— START Stored data —

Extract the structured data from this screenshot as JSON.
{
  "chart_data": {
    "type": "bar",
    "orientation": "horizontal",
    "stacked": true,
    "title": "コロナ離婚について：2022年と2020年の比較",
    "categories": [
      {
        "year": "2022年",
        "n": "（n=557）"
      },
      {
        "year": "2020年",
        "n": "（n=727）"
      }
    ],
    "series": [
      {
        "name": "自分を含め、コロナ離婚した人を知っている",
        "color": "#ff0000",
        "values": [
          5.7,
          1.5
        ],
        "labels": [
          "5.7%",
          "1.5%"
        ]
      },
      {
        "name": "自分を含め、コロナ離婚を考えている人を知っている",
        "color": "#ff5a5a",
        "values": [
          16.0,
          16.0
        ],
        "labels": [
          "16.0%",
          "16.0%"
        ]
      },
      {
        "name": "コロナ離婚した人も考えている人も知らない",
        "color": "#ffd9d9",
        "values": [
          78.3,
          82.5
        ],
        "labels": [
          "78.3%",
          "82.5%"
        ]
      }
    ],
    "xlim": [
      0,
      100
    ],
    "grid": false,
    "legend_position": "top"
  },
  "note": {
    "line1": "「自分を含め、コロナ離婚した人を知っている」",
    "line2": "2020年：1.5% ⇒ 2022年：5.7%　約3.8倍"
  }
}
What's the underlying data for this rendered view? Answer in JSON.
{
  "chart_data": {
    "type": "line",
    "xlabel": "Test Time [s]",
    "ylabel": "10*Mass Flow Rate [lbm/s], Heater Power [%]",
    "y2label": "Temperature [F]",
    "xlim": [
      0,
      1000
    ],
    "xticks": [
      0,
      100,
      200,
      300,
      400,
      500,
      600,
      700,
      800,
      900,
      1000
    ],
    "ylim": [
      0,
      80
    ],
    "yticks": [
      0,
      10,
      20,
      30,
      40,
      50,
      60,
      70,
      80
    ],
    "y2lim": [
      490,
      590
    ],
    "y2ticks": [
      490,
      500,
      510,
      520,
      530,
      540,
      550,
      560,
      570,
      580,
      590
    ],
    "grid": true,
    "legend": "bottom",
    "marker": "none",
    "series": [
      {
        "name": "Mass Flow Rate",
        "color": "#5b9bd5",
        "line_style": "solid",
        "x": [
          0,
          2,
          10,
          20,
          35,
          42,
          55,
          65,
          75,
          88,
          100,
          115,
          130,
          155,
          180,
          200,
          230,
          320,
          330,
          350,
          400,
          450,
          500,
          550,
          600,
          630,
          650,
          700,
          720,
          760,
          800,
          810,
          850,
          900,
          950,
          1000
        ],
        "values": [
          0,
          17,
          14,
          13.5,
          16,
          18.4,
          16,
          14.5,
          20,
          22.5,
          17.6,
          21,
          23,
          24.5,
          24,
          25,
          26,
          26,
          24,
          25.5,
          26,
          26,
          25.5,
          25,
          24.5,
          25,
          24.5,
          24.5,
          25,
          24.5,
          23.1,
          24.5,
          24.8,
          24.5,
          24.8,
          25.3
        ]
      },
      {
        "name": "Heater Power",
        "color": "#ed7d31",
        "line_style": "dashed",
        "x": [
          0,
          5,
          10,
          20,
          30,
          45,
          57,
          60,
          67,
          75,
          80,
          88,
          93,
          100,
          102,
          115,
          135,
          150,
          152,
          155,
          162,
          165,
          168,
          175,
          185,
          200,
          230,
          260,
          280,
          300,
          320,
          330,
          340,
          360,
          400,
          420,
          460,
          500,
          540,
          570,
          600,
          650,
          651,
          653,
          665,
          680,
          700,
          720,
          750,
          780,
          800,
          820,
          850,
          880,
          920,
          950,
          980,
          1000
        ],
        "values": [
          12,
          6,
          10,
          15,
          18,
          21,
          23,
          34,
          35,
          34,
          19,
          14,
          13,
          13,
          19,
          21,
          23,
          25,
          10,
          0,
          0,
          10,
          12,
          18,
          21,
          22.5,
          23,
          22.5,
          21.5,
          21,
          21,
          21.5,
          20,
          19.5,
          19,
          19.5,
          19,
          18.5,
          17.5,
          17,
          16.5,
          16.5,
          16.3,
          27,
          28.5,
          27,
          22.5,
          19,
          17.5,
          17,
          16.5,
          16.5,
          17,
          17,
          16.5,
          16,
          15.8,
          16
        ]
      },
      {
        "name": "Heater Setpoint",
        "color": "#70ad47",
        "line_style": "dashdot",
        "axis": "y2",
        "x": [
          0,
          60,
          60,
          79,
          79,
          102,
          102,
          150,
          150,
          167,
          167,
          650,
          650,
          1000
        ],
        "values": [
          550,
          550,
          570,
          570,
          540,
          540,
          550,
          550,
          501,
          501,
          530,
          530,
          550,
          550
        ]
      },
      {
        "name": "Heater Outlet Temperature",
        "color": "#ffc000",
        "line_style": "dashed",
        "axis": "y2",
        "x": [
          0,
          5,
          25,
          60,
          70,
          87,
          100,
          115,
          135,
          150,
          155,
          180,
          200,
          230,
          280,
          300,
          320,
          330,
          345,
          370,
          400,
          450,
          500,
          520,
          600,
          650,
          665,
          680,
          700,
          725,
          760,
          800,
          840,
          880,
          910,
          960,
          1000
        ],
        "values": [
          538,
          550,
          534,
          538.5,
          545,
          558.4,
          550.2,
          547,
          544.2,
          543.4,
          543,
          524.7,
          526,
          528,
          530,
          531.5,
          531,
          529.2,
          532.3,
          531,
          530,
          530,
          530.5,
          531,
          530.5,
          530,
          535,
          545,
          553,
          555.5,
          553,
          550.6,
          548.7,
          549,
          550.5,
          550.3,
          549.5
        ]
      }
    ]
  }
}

— END Stored data —

▶ What you should do:
Above are the records; retype them all without a single difference.

▶ Full answer:
Extract the structured data from this screenshot as JSON.
{
  "chart_data": {
    "type": "bar",
    "orientation": "horizontal",
    "stacked": true,
    "title": "コロナ離婚について：2022年と2020年の比較",
    "categories": [
      {
        "year": "2022年",
        "n": "（n=557）"
      },
      {
        "year": "2020年",
        "n": "（n=727）"
      }
    ],
    "series": [
      {
        "name": "自分を含め、コロナ離婚した人を知っている",
        "color": "#ff0000",
        "values": [
          5.7,
          1.5
        ],
        "labels": [
          "5.7%",
          "1.5%"
        ]
      },
      {
        "name": "自分を含め、コロナ離婚を考えている人を知っている",
        "color": "#ff5a5a",
        "values": [
          16.0,
          16.0
        ],
        "labels": [
          "16.0%",
          "16.0%"
        ]
      },
      {
        "name": "コロナ離婚した人も考えている人も知らない",
        "color": "#ffd9d9",
        "values": [
          78.3,
          82.5
        ],
        "labels": [
          "78.3%",
          "82.5%"
        ]
      }
    ],
    "xlim": [
      0,
      100
    ],
    "grid": false,
    "legend_position": "top"
  },
  "note": {
    "line1": "「自分を含め、コロナ離婚した人を知っている」",
    "line2": "2020年：1.5% ⇒ 2022年：5.7%　約3.8倍"
  }
}
What's the underlying data for this rendered view? Answer in JSON.
{
  "chart_data": {
    "type": "line",
    "xlabel": "Test Time [s]",
    "ylabel": "10*Mass Flow Rate [lbm/s], Heater Power [%]",
    "y2label": "Temperature [F]",
    "xlim": [
      0,
      1000
    ],
    "xticks": [
      0,
      100,
      200,
      300,
      400,
      500,
      600,
      700,
      800,
      900,
      1000
    ],
    "ylim": [
      0,
      80
    ],
    "yticks": [
      0,
      10,
      20,
      30,
      40,
      50,
      60,
      70,
      80
    ],
    "y2lim": [
      490,
      590
    ],
    "y2ticks": [
      490,
      500,
      510,
      520,
      530,
      540,
      550,
      560,
      570,
      580,
      590
    ],
    "grid": true,
    "legend": "bottom",
    "marker": "none",
    "series": [
      {
        "name": "Mass Flow Rate",
        "color": "#5b9bd5",
        "line_style": "solid",
        "x": [
          0,
          2,
          10,
          20,
          35,
          42,
          55,
          65,
          75,
          88,
          100,
          115,
          130,
          155,
          180,
          200,
          230,
          320,
          330,
          350,
          400,
          450,
          500,
          550,
          600,
          630,
          650,
          700,
          720,
          760,
          800,
          810,
          850,
          900,
          950,
          1000
        ],
        "values": [
          0,
          17,
          14,
          13.5,
          16,
          18.4,
          16,
          14.5,
          20,
          22.5,
          17.6,
          21,
          23,
          24.5,
          24,
          25,
          26,
          26,
          24,
          25.5,
          26,
          26,
          25.5,
          25,
          24.5,
          25,
          24.5,
          24.5,
          25,
          24.5,
          23.1,
          24.5,
          24.8,
          24.5,
          24.8,
          25.3
        ]
      },
      {
        "name": "Heater Power",
        "color": "#ed7d31",
        "line_style": "dashed",
        "x": [
          0,
          5,
          10,
          20,
          30,
          45,
          57,
          60,
          67,
          75,
          80,
          88,
          93,
          100,
          102,
          115,
          135,
          150,
          152,
          155,
          162,
          165,
          168,
          175,
          185,
          200,
          230,
          260,
          280,
          300,
          320,
          330,
          340,
          360,
          400,
          420,
          460,
          500,
          540,
          570,
          600,
          650,
          651,
          653,
          665,
          680,
          700,
          720,
          750,
          780,
          800,
          820,
          850,
          880,
          920,
          950,
          980,
          1000
        ],
        "values": [
          12,
          6,
          10,
          15,
          18,
          21,
          23,
          34,
          35,
          34,
          19,
          14,
          13,
          13,
          19,
          21,
          23,
          25,
          10,
          0,
          0,
          10,
          12,
          18,
          21,
          22.5,
          23,
          22.5,
          21.5,
          21,
          21,
          21.5,
          20,
          19.5,
          19,
          19.5,
          19,
          18.5,
          17.5,
          17,
          16.5,
          16.5,
          16.3,
          27,
          28.5,
          27,
          22.5,
          19,
          17.5,
          17,
          16.5,
          16.5,
          17,
          17,
          16.5,
          16,
          15.8,
          16
        ]
      },
      {
        "name": "Heater Setpoint",
        "color": "#70ad47",
        "line_style": "dashdot",
        "axis": "y2",
        "x": [
          0,
          60,
          60,
          79,
          79,
          102,
          102,
          150,
          150,
          167,
          167,
          650,
          650,
          1000
        ],
        "values": [
          550,
          550,
          570,
          570,
          540,
          540,
          550,
          550,
          501,
          501,
          530,
          530,
          550,
          550
        ]
      },
      {
        "name": "Heater Outlet Temperature",
        "color": "#ffc000",
        "line_style": "dashed",
        "axis": "y2",
        "x": [
          0,
          5,
          25,
          60,
          70,
          87,
          100,
          115,
          135,
          150,
          155,
          180,
          200,
          230,
          280,
          300,
          320,
          330,
          345,
          370,
          400,
          450,
          500,
          520,
          600,
          650,
          665,
          680,
          700,
          725,
          760,
          800,
          840,
          880,
          910,
          960,
          1000
        ],
        "values": [
          538,
          550,
          534,
          538.5,
          545,
          558.4,
          550.2,
          547,
          544.2,
          543.4,
          543,
          524.7,
          526,
          528,
          530,
          531.5,
          531,
          529.2,
          532.3,
          531,
          530,
          530,
          530.5,
          531,
          530.5,
          530,
          535,
          545,
          553,
          555.5,
          553,
          550.6,
          548.7,
          549,
          550.5,
          550.3,
          549.5
        ]
      }
    ]
  }
}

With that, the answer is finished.